**WRITTEN TASK**
Return the whole listing exactly as it stands.

+++ DATA TO PROCESS

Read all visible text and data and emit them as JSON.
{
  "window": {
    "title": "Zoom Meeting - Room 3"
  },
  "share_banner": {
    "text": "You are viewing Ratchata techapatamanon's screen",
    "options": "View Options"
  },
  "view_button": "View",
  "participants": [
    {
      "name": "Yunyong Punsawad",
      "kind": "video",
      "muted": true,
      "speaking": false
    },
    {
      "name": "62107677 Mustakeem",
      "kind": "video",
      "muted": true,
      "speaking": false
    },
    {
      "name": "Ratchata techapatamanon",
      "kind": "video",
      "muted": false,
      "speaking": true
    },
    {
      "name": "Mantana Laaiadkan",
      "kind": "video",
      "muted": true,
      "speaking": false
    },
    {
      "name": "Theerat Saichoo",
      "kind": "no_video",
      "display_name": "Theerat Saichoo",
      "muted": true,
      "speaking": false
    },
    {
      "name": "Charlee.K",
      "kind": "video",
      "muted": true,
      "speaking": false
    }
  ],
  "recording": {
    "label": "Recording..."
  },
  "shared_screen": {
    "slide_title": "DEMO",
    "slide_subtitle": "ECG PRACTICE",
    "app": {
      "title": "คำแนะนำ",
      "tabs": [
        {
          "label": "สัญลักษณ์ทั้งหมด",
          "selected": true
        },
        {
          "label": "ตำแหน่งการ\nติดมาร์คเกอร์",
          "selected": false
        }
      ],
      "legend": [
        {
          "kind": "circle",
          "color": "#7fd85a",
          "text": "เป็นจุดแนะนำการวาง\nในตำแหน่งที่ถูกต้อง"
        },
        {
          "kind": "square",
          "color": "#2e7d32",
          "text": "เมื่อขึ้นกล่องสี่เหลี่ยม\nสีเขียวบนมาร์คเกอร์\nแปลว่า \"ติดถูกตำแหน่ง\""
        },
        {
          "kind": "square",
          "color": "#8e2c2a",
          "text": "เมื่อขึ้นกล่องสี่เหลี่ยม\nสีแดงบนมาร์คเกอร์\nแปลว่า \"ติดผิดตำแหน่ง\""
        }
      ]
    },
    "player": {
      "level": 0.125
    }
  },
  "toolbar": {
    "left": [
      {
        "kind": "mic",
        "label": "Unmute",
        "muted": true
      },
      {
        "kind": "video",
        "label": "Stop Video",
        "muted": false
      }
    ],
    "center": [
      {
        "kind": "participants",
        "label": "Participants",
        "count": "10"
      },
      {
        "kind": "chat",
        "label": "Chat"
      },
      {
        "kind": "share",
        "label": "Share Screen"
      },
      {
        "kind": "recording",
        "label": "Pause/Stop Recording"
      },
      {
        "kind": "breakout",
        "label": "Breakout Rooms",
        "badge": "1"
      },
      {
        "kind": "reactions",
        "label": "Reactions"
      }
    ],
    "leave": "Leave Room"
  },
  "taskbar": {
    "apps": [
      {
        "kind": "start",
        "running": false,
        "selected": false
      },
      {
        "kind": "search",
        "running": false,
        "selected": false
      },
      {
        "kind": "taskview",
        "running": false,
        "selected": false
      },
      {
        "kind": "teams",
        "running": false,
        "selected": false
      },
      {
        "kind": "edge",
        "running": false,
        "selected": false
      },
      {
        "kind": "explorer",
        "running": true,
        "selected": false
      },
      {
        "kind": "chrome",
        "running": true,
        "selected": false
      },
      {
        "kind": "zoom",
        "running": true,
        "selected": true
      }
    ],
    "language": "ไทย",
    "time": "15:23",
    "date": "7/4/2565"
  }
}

++++++

**THE RESULT**
Read all visible text and data and emit them as JSON.
{
  "window": {
    "title": "Zoom Meeting - Room 3"
  },
  "share_banner": {
    "text": "You are viewing Ratchata techapatamanon's screen",
    "options": "View Options"
  },
  "view_button": "View",
  "participants": [
    {
      "name": "Yunyong Punsawad",
      "kind": "video",
      "muted": true,
      "speaking": false
    },
    {
      "name": "62107677 Mustakeem",
      "kind": "video",
      "muted": true,
      "speaking": false
    },
    {
      "name": "Ratchata techapatamanon",
      "kind": "video",
      "muted": false,
      "speaking": true
    },
    {
      "name": "Mantana Laaiadkan",
      "kind": "video",
      "muted": true,
      "speaking": false
    },
    {
      "name": "Theerat Saichoo",
      "kind": "no_video",
      "display_name": "Theerat Saichoo",
      "muted": true,
      "speaking": false
    },
    {
      "name": "Charlee.K",
      "kind": "video",
      "muted": true,
      "speaking": false
    }
  ],
  "recording": {
    "label": "Recording..."
  },
  "shared_screen": {
    "slide_title": "DEMO",
    "slide_subtitle": "ECG PRACTICE",
    "app": {
      "title": "คำแนะนำ",
      "tabs": [
        {
          "label": "สัญลักษณ์ทั้งหมด",
          "selected": true
        },
        {
          "label": "ตำแหน่งการ\nติดมาร์คเกอร์",
          "selected": false
        }
      ],
      "legend": [
        {
          "kind": "circle",
          "color": "#7fd85a",
          "text": "เป็นจุดแนะนำการวาง\nในตำแหน่งที่ถูกต้อง"
        },
        {
          "kind": "square",
          "color": "#2e7d32",
          "text": "เมื่อขึ้นกล่องสี่เหลี่ยม\nสีเขียวบนมาร์คเกอร์\nแปลว่า \"ติดถูกตำแหน่ง\""
        },
        {
          "kind": "square",
          "color": "#8e2c2a",
          "text": "เมื่อขึ้นกล่องสี่เหลี่ยม\nสีแดงบนมาร์คเกอร์\nแปลว่า \"ติดผิดตำแหน่ง\""
        }
      ]
    },
    "player": {
      "level": 0.125
    }
  },
  "toolbar": {
    "left": [
      {
        "kind": "mic",
        "label": "Unmute",
        "muted": true
      },
      {
        "kind": "video",
        "label": "Stop Video",
        "muted": false
      }
    ],
    "center": [
      {
        "kind": "participants",
        "label": "Participants",
        "count": "10"
      },
      {
        "kind": "chat",
        "label": "Chat"
      },
      {
        "kind": "share",
        "label": "Share Screen"
      },
      {
        "kind": "recording",
        "label": "Pause/Stop Recording"
      },
      {
        "kind": "breakout",
        "label": "Breakout Rooms",
        "badge": "1"
      },
      {
        "kind": "reactions",
        "label": "Reactions"
      }
    ],
    "leave": "Leave Room"
  },
  "taskbar": {
    "apps": [
      {
        "kind": "start",
        "running": false,
        "selected": false
      },
      {
        "kind": "search",
        "running": false,
        "selected": false
      },
      {
        "kind": "taskview",
        "running": false,
        "selected": false
      },
      {
        "kind": "teams",
        "running": false,
        "selected": false
      },
      {
        "kind": "edge",
        "running": false,
        "selected": false
      },
      {
        "kind": "explorer",
        "running": true,
        "selected": false
      },
      {
        "kind": "chrome",
        "running": true,
        "selected": false
      },
      {
        "kind": "zoom",
        "running": true,
        "selected": true
      }
    ],
    "language": "ไทย",
    "time": "15:23",
    "date": "7/4/2565"
  }
}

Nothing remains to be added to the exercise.